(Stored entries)
· · · · ·
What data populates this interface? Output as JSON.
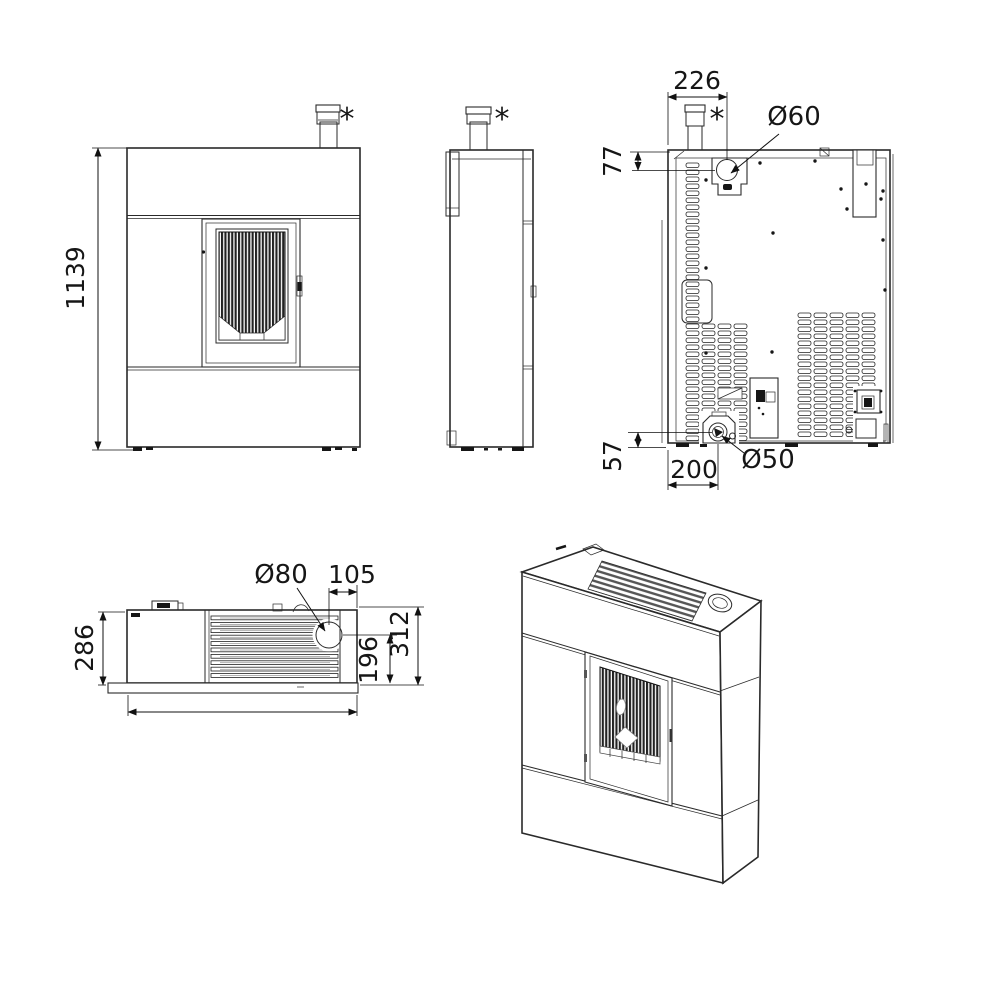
{
  "labels": {
    "front_height": "1139",
    "front_chimney_note": "*",
    "side_chimney_note": "*",
    "rear_chimney_note": "*",
    "rear_width_to_air_intake": "226",
    "rear_top_to_air_intake": "77",
    "rear_air_intake_diameter": "Ø60",
    "rear_bottom_to_flue": "57",
    "rear_left_to_flue": "200",
    "rear_flue_diameter": "Ø50",
    "top_depth": "286",
    "top_outlet_diameter": "Ø80",
    "top_outlet_to_side": "105",
    "top_outlet_to_front": "196",
    "top_total_depth": "312"
  },
  "colors": {
    "line": "#2a2a2a",
    "dimension": "#111111",
    "background": "#ffffff"
  }
}
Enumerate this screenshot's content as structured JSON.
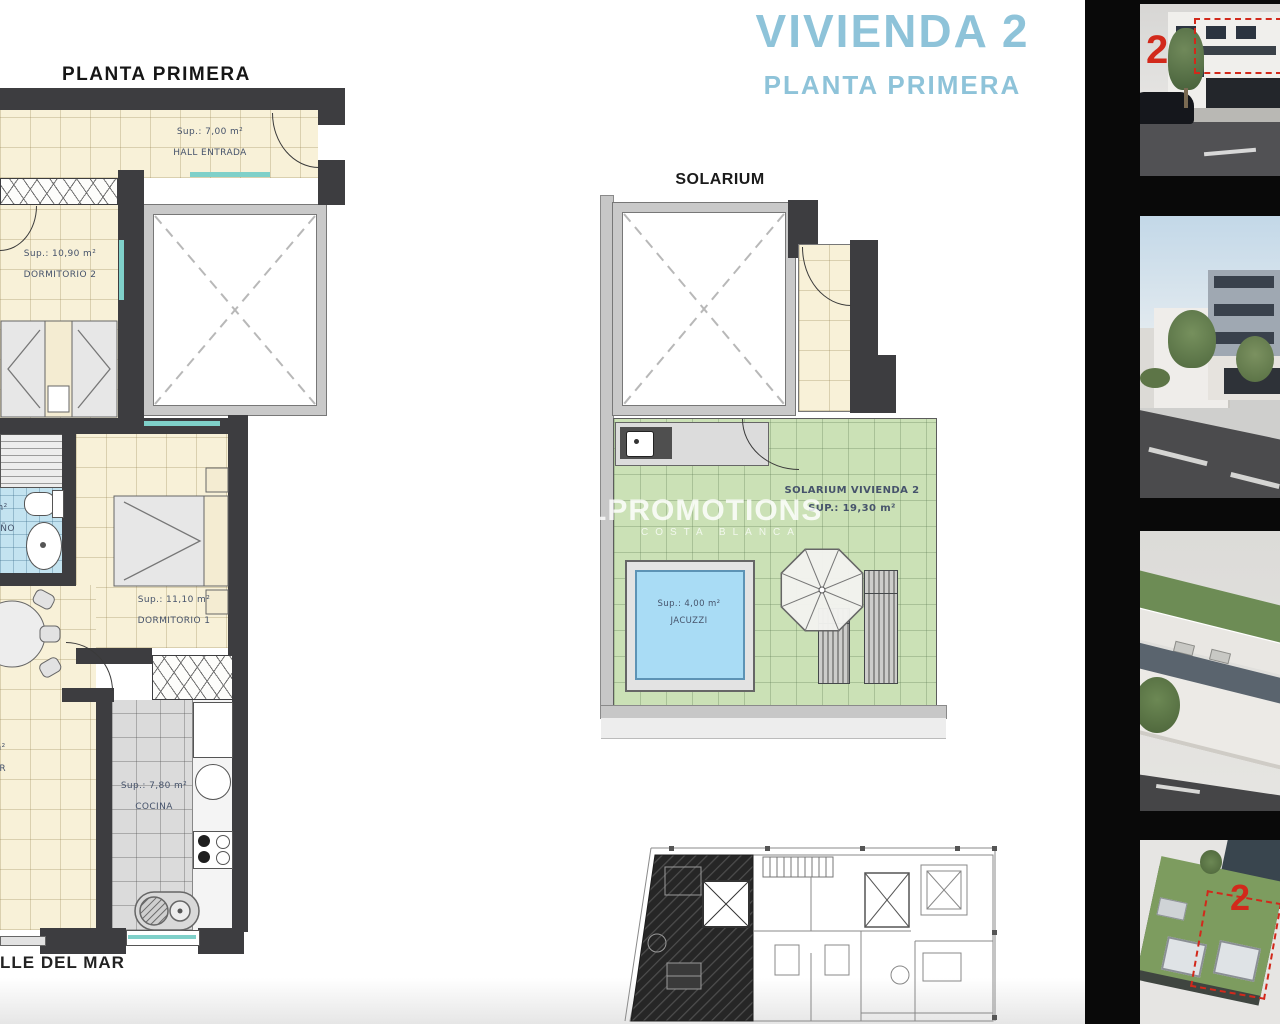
{
  "header": {
    "main_title": "VIVIENDA 2",
    "main_subtitle": "PLANTA PRIMERA",
    "title_color": "#8ec3d9"
  },
  "floor_plan": {
    "title": "PLANTA PRIMERA",
    "street_label": "LLE DEL MAR",
    "hall": {
      "sup": "Sup.: 7,00 m²",
      "label": "HALL ENTRADA"
    },
    "dormitorio2": {
      "sup": "Sup.: 10,90 m²",
      "label": "DORMITORIO 2"
    },
    "dormitorio1": {
      "sup": "Sup.: 11,10 m²",
      "label": "DORMITORIO 1"
    },
    "bano": {
      "sup": "m²",
      "label": "BAÑO"
    },
    "salon": {
      "sup_fragment": "m²",
      "label_fragment": "OR"
    },
    "cocina": {
      "sup": "Sup.: 7,80 m²",
      "label": "COCINA"
    }
  },
  "solarium": {
    "title": "SOLARIUM",
    "room_label": "SOLARIUM VIVIENDA 2",
    "room_sup": "SUP.: 19,30 m²",
    "jacuzzi": {
      "sup": "Sup.: 4,00 m²",
      "label": "JACUZZI"
    }
  },
  "watermark": {
    "line1": "LPROMOTIONS",
    "line2": "COSTA BLANCA"
  },
  "sidebar": {
    "images": [
      {
        "label": "street facade render",
        "marker": "2"
      },
      {
        "label": "street view render",
        "marker": ""
      },
      {
        "label": "aerial building render",
        "marker": ""
      },
      {
        "label": "aerial solarium render",
        "marker": "2"
      }
    ]
  },
  "colors": {
    "wall": "#3d3d40",
    "cream": "#f8f1d8",
    "bath_blue": "#c3e3f0",
    "kitchen_gray": "#dbdbdb",
    "terrace_green": "#cbe1b6",
    "jacuzzi_blue": "#a9dcf5",
    "label_text": "#46536b",
    "marker_red": "#d2291b"
  }
}
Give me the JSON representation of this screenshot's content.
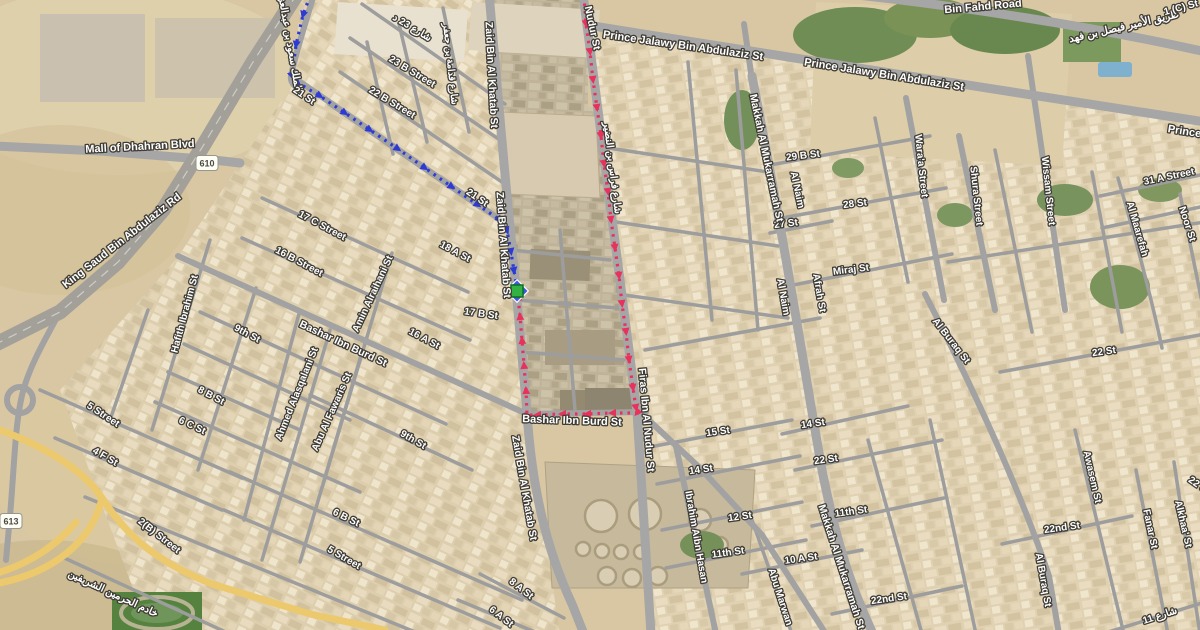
{
  "map": {
    "shields": [
      {
        "label": "610",
        "x": 207,
        "y": 163
      },
      {
        "label": "613",
        "x": 11,
        "y": 521
      }
    ],
    "marker": {
      "name": "destination",
      "x": 517,
      "y": 291,
      "diamond_color": "#3e5adf",
      "square_color": "#33b243",
      "square_border": "#0d6e24"
    },
    "routes": [
      {
        "id": "route-red",
        "color": "#e8315b",
        "points": [
          [
            584,
            -4
          ],
          [
            586,
            24
          ],
          [
            590,
            52
          ],
          [
            593,
            80
          ],
          [
            597,
            108
          ],
          [
            601,
            136
          ],
          [
            604,
            164
          ],
          [
            608,
            192
          ],
          [
            611,
            220
          ],
          [
            615,
            248
          ],
          [
            619,
            276
          ],
          [
            622,
            304
          ],
          [
            626,
            332
          ],
          [
            629,
            360
          ],
          [
            633,
            388
          ],
          [
            636,
            408
          ],
          [
            637,
            413
          ],
          [
            612,
            413
          ],
          [
            587,
            414
          ],
          [
            562,
            414
          ],
          [
            537,
            415
          ],
          [
            527,
            415
          ],
          [
            526,
            390
          ],
          [
            524,
            365
          ],
          [
            522,
            340
          ],
          [
            520,
            316
          ],
          [
            518,
            297
          ],
          [
            517,
            291
          ]
        ]
      },
      {
        "id": "route-blue",
        "color": "#2e3bd3",
        "points": [
          [
            310,
            -4
          ],
          [
            303,
            15
          ],
          [
            296,
            45
          ],
          [
            292,
            76
          ],
          [
            298,
            83
          ],
          [
            320,
            96
          ],
          [
            345,
            113
          ],
          [
            370,
            130
          ],
          [
            398,
            149
          ],
          [
            425,
            168
          ],
          [
            452,
            187
          ],
          [
            478,
            205
          ],
          [
            500,
            220
          ],
          [
            507,
            231
          ],
          [
            511,
            252
          ],
          [
            514,
            271
          ],
          [
            517,
            287
          ]
        ]
      }
    ],
    "labels": [
      {
        "text": "Mall of Dhahran Blvd",
        "x": 140,
        "y": 147,
        "rot": -3,
        "size": 11
      },
      {
        "text": "King Saud Bin Abdulaziz Rd",
        "x": 122,
        "y": 241,
        "rot": -38,
        "size": 11
      },
      {
        "text": "الملك سعود بن عبدالعزيز",
        "x": 289,
        "y": 40,
        "rot": 80,
        "size": 10
      },
      {
        "text": "21 St",
        "x": 304,
        "y": 96,
        "rot": 34,
        "size": 10
      },
      {
        "text": "21 St",
        "x": 477,
        "y": 198,
        "rot": 34,
        "size": 10
      },
      {
        "text": "شارع 23 د",
        "x": 412,
        "y": 28,
        "rot": 31,
        "size": 10
      },
      {
        "text": "23 B Street",
        "x": 412,
        "y": 72,
        "rot": 31,
        "size": 10
      },
      {
        "text": "22 B Street",
        "x": 392,
        "y": 103,
        "rot": 31,
        "size": 10
      },
      {
        "text": "شارع قدامة بن جعفر",
        "x": 450,
        "y": 64,
        "rot": 84,
        "size": 9.5
      },
      {
        "text": "Zaid Bin Al Khatab St",
        "x": 491,
        "y": 75,
        "rot": 87,
        "size": 10.5
      },
      {
        "text": "Zaid Bin Al Khatab St",
        "x": 503,
        "y": 245,
        "rot": 86,
        "size": 10.5
      },
      {
        "text": "Zaid Bin Al Khatab St",
        "x": 524,
        "y": 488,
        "rot": 80,
        "size": 10.5
      },
      {
        "text": "Nudur St",
        "x": 592,
        "y": 28,
        "rot": 78,
        "size": 10.5
      },
      {
        "text": "شارع فراس بن النضير",
        "x": 612,
        "y": 168,
        "rot": 83,
        "size": 10
      },
      {
        "text": "Prince Jalawy Bin Abdulaziz St",
        "x": 683,
        "y": 46,
        "rot": 8,
        "size": 11
      },
      {
        "text": "Prince Jalawy Bin Abdulaziz St",
        "x": 884,
        "y": 75,
        "rot": 9,
        "size": 11
      },
      {
        "text": "Bin Fahd Road",
        "x": 983,
        "y": 7,
        "rot": -5,
        "size": 11
      },
      {
        "text": "طريق الأمير فيصل بن فهد",
        "x": 1124,
        "y": 27,
        "rot": -13,
        "size": 10.5
      },
      {
        "text": "1 (C) St",
        "x": 1181,
        "y": 8,
        "rot": -15,
        "size": 10
      },
      {
        "text": "Prince Ja",
        "x": 1192,
        "y": 133,
        "rot": 9,
        "size": 11
      },
      {
        "text": "29 B St",
        "x": 803,
        "y": 156,
        "rot": -7,
        "size": 10
      },
      {
        "text": "28 St",
        "x": 855,
        "y": 204,
        "rot": -7,
        "size": 10
      },
      {
        "text": "27 St",
        "x": 786,
        "y": 224,
        "rot": -7,
        "size": 10
      },
      {
        "text": "Al Naim",
        "x": 797,
        "y": 190,
        "rot": 78,
        "size": 10
      },
      {
        "text": "Al Naim",
        "x": 783,
        "y": 297,
        "rot": 80,
        "size": 10
      },
      {
        "text": "Afrah St",
        "x": 819,
        "y": 293,
        "rot": 80,
        "size": 10
      },
      {
        "text": "Miraj St",
        "x": 851,
        "y": 270,
        "rot": -7,
        "size": 10
      },
      {
        "text": "Makkah Al Mukarramah St",
        "x": 766,
        "y": 158,
        "rot": 78,
        "size": 10.5
      },
      {
        "text": "Makkah Al Mukarramah St",
        "x": 841,
        "y": 567,
        "rot": 72,
        "size": 10.5
      },
      {
        "text": "Wara'a Street",
        "x": 921,
        "y": 166,
        "rot": 84,
        "size": 10
      },
      {
        "text": "Shura Street",
        "x": 976,
        "y": 196,
        "rot": 84,
        "size": 10
      },
      {
        "text": "Wissam Street",
        "x": 1048,
        "y": 191,
        "rot": 84,
        "size": 10
      },
      {
        "text": "31 A Street",
        "x": 1169,
        "y": 177,
        "rot": -12,
        "size": 10
      },
      {
        "text": "Al Maarefah",
        "x": 1137,
        "y": 229,
        "rot": 74,
        "size": 10
      },
      {
        "text": "Noor St",
        "x": 1187,
        "y": 224,
        "rot": 72,
        "size": 10
      },
      {
        "text": "22 St",
        "x": 1104,
        "y": 352,
        "rot": -8,
        "size": 10
      },
      {
        "text": "Awasem St",
        "x": 1092,
        "y": 477,
        "rot": 77,
        "size": 10
      },
      {
        "text": "Fanar St",
        "x": 1150,
        "y": 529,
        "rot": 78,
        "size": 10
      },
      {
        "text": "Alkhaa' St",
        "x": 1183,
        "y": 524,
        "rot": 77,
        "size": 10
      },
      {
        "text": "22 St",
        "x": 1199,
        "y": 486,
        "rot": 35,
        "size": 10
      },
      {
        "text": "22nd St",
        "x": 1062,
        "y": 528,
        "rot": -8,
        "size": 10
      },
      {
        "text": "22nd St",
        "x": 889,
        "y": 599,
        "rot": -8,
        "size": 10
      },
      {
        "text": "شارع 11",
        "x": 1160,
        "y": 616,
        "rot": -18,
        "size": 10
      },
      {
        "text": "Al Buraq St",
        "x": 951,
        "y": 341,
        "rot": 52,
        "size": 10
      },
      {
        "text": "Al Buraq St",
        "x": 1043,
        "y": 580,
        "rot": 80,
        "size": 10
      },
      {
        "text": "14 St",
        "x": 813,
        "y": 424,
        "rot": -8,
        "size": 10
      },
      {
        "text": "22 St",
        "x": 826,
        "y": 460,
        "rot": -8,
        "size": 10
      },
      {
        "text": "15 St",
        "x": 718,
        "y": 432,
        "rot": -8,
        "size": 10
      },
      {
        "text": "14 St",
        "x": 701,
        "y": 470,
        "rot": -8,
        "size": 10
      },
      {
        "text": "12 St",
        "x": 740,
        "y": 517,
        "rot": -8,
        "size": 10
      },
      {
        "text": "11th St",
        "x": 728,
        "y": 553,
        "rot": -8,
        "size": 10
      },
      {
        "text": "11th St",
        "x": 851,
        "y": 512,
        "rot": -8,
        "size": 10
      },
      {
        "text": "10 A St",
        "x": 801,
        "y": 559,
        "rot": -8,
        "size": 10
      },
      {
        "text": "Ibrahim Aibn Hasan",
        "x": 696,
        "y": 537,
        "rot": 80,
        "size": 10
      },
      {
        "text": "Abu Marwan",
        "x": 780,
        "y": 597,
        "rot": 72,
        "size": 10
      },
      {
        "text": "Firas Ibn Al Nudur St",
        "x": 646,
        "y": 420,
        "rot": 85,
        "size": 10.5
      },
      {
        "text": "Bashar Ibn Burd St",
        "x": 572,
        "y": 421,
        "rot": 2,
        "size": 11
      },
      {
        "text": "Bashar Ibn Burd St",
        "x": 343,
        "y": 344,
        "rot": 25,
        "size": 10.5
      },
      {
        "text": "Amin Alraihani St",
        "x": 373,
        "y": 294,
        "rot": -65,
        "size": 10
      },
      {
        "text": "16 A St",
        "x": 424,
        "y": 339,
        "rot": 28,
        "size": 10
      },
      {
        "text": "18 A St",
        "x": 455,
        "y": 252,
        "rot": 28,
        "size": 10
      },
      {
        "text": "17 C Street",
        "x": 322,
        "y": 226,
        "rot": 28,
        "size": 10
      },
      {
        "text": "16 B Street",
        "x": 299,
        "y": 262,
        "rot": 28,
        "size": 10
      },
      {
        "text": "17 B St",
        "x": 481,
        "y": 314,
        "rot": 8,
        "size": 10
      },
      {
        "text": "9th St",
        "x": 247,
        "y": 334,
        "rot": 28,
        "size": 10
      },
      {
        "text": "9th St",
        "x": 413,
        "y": 440,
        "rot": 30,
        "size": 10
      },
      {
        "text": "Hafith Ibrahim St",
        "x": 185,
        "y": 314,
        "rot": -75,
        "size": 10
      },
      {
        "text": "8 B St",
        "x": 211,
        "y": 396,
        "rot": 28,
        "size": 10
      },
      {
        "text": "6 C St",
        "x": 192,
        "y": 426,
        "rot": 25,
        "size": 10
      },
      {
        "text": "5 Street",
        "x": 103,
        "y": 415,
        "rot": 33,
        "size": 10
      },
      {
        "text": "4 F St",
        "x": 105,
        "y": 457,
        "rot": 30,
        "size": 10
      },
      {
        "text": "2(B) Street",
        "x": 159,
        "y": 536,
        "rot": 38,
        "size": 10
      },
      {
        "text": "6 B St",
        "x": 346,
        "y": 518,
        "rot": 26,
        "size": 10
      },
      {
        "text": "5 Street",
        "x": 344,
        "y": 558,
        "rot": 30,
        "size": 10
      },
      {
        "text": "8 A St",
        "x": 521,
        "y": 589,
        "rot": 38,
        "size": 10
      },
      {
        "text": "6 A St",
        "x": 501,
        "y": 617,
        "rot": 38,
        "size": 10
      },
      {
        "text": "Ahmed Alasqalani St",
        "x": 297,
        "y": 394,
        "rot": -68,
        "size": 10
      },
      {
        "text": "Abu Al Fawaris St",
        "x": 332,
        "y": 412,
        "rot": -66,
        "size": 10
      },
      {
        "text": "خادم الحرمين الشريفين",
        "x": 113,
        "y": 594,
        "rot": 25,
        "size": 10
      }
    ]
  }
}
· · · · ·
■ Task details
Locate all lines in the listing above with the word "Ibrahim" and copy them.

■ Completed task
        "text": "Ibrahim Aibn Hasan",
        "text": "Hafith Ibrahim St",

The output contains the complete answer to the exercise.